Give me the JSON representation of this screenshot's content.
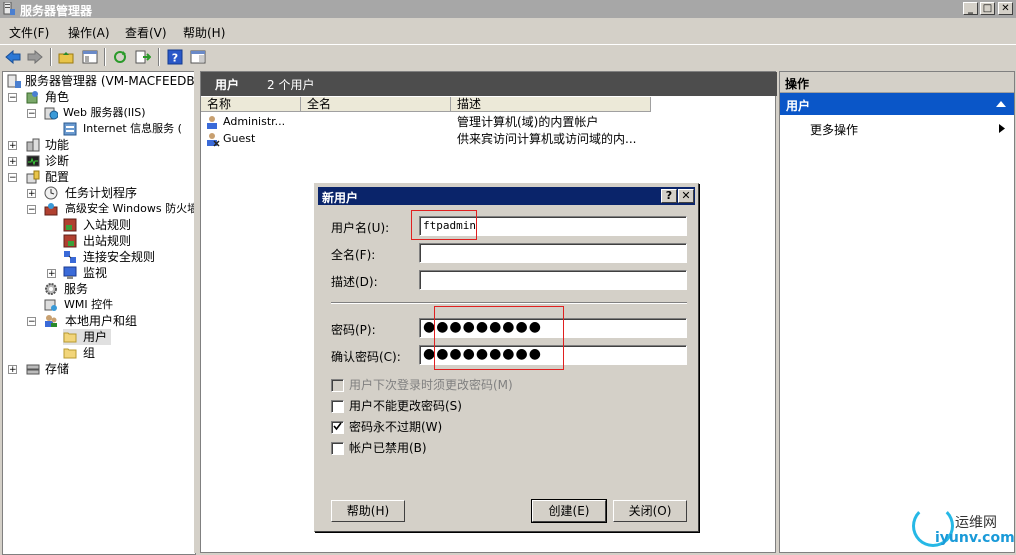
{
  "window": {
    "title": "服务器管理器",
    "minimize": "_",
    "maximize": "□",
    "close": "✕"
  },
  "menu": [
    "文件(F)",
    "操作(A)",
    "查看(V)",
    "帮助(H)"
  ],
  "tree": [
    {
      "label": "服务器管理器 (VM-MACFEEDBSJ)",
      "exp": ""
    },
    {
      "label": "角色",
      "exp": "−"
    },
    {
      "label": "Web 服务器(IIS)",
      "exp": "−"
    },
    {
      "label": "Internet 信息服务 (",
      "exp": ""
    },
    {
      "label": "功能",
      "exp": "+"
    },
    {
      "label": "诊断",
      "exp": "+"
    },
    {
      "label": "配置",
      "exp": "−"
    },
    {
      "label": "任务计划程序",
      "exp": "+"
    },
    {
      "label": "高级安全 Windows 防火墙",
      "exp": "−"
    },
    {
      "label": "入站规则",
      "exp": ""
    },
    {
      "label": "出站规则",
      "exp": ""
    },
    {
      "label": "连接安全规则",
      "exp": ""
    },
    {
      "label": "监视",
      "exp": "+"
    },
    {
      "label": "服务",
      "exp": ""
    },
    {
      "label": "WMI 控件",
      "exp": ""
    },
    {
      "label": "本地用户和组",
      "exp": "−"
    },
    {
      "label": "用户",
      "exp": ""
    },
    {
      "label": "组",
      "exp": ""
    },
    {
      "label": "存储",
      "exp": "+"
    }
  ],
  "center": {
    "title": "用户",
    "count": "2 个用户",
    "columns": [
      "名称",
      "全名",
      "描述"
    ],
    "rows": [
      {
        "name": "Administr...",
        "fullname": "",
        "desc": "管理计算机(域)的内置帐户"
      },
      {
        "name": "Guest",
        "fullname": "",
        "desc": "供来宾访问计算机或访问域的内..."
      }
    ]
  },
  "actions": {
    "title": "操作",
    "section": "用户",
    "item": "更多操作"
  },
  "dialog": {
    "title": "新用户",
    "help_btn": "?",
    "close_btn": "✕",
    "username_label": "用户名(U):",
    "username_value": "ftpadmin",
    "fullname_label": "全名(F):",
    "fullname_value": "",
    "desc_label": "描述(D):",
    "desc_value": "",
    "password_label": "密码(P):",
    "password_value": "●●●●●●●●●",
    "confirm_label": "确认密码(C):",
    "confirm_value": "●●●●●●●●●",
    "checkboxes": [
      {
        "label": "用户下次登录时须更改密码(M)",
        "checked": false,
        "disabled": true
      },
      {
        "label": "用户不能更改密码(S)",
        "checked": false,
        "disabled": false
      },
      {
        "label": "密码永不过期(W)",
        "checked": true,
        "disabled": false
      },
      {
        "label": "帐户已禁用(B)",
        "checked": false,
        "disabled": false
      }
    ],
    "help_button": "帮助(H)",
    "create_button": "创建(E)",
    "close_button": "关闭(O)"
  },
  "watermark": {
    "name": "运维网",
    "url": "iyunv.com"
  }
}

::::::::::

In the records above, how many lines include "title"? Give that number and nothing more.

4